===== Data excerpts

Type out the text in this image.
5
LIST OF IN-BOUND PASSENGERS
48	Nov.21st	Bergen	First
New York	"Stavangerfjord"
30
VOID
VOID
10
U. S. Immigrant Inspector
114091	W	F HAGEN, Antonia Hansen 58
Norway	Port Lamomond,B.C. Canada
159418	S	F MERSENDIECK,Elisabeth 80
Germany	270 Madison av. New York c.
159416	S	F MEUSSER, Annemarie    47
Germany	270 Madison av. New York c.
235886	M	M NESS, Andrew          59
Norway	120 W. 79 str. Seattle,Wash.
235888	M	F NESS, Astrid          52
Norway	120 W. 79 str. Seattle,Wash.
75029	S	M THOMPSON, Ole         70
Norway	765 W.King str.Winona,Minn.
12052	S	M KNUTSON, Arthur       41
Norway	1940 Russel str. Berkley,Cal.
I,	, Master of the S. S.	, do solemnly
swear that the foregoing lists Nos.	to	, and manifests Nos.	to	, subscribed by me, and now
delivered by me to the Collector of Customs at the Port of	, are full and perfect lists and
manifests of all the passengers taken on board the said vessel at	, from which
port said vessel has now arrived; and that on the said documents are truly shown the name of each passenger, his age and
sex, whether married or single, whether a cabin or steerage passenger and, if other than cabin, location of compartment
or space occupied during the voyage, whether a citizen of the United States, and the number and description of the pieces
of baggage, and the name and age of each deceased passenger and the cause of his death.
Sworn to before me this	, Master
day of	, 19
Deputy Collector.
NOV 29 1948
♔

==========

Task statement: Take the listing above and write it out again exactly.

Response to the task:
Type out the text in this image.
5
LIST OF IN-BOUND PASSENGERS
48	Nov.21st	Bergen	First
New York	"Stavangerfjord"
30
VOID
VOID
10
U. S. Immigrant Inspector
114091	W	F HAGEN, Antonia Hansen 58
Norway	Port Lamomond,B.C. Canada
159418	S	F MERSENDIECK,Elisabeth 80
Germany	270 Madison av. New York c.
159416	S	F MEUSSER, Annemarie    47
Germany	270 Madison av. New York c.
235886	M	M NESS, Andrew          59
Norway	120 W. 79 str. Seattle,Wash.
235888	M	F NESS, Astrid          52
Norway	120 W. 79 str. Seattle,Wash.
75029	S	M THOMPSON, Ole         70
Norway	765 W.King str.Winona,Minn.
12052	S	M KNUTSON, Arthur       41
Norway	1940 Russel str. Berkley,Cal.
I,	, Master of the S. S.	, do solemnly
swear that the foregoing lists Nos.	to	, and manifests Nos.	to	, subscribed by me, and now
delivered by me to the Collector of Customs at the Port of	, are full and perfect lists and
manifests of all the passengers taken on board the said vessel at	, from which
port said vessel has now arrived; and that on the said documents are truly shown the name of each passenger, his age and
sex, whether married or single, whether a cabin or steerage passenger and, if other than cabin, location of compartment
or space occupied during the voyage, whether a citizen of the United States, and the number and description of the pieces
of baggage, and the name and age of each deceased passenger and the cause of his death.
Sworn to before me this	, Master
day of	, 19
Deputy Collector.
NOV 29 1948
♔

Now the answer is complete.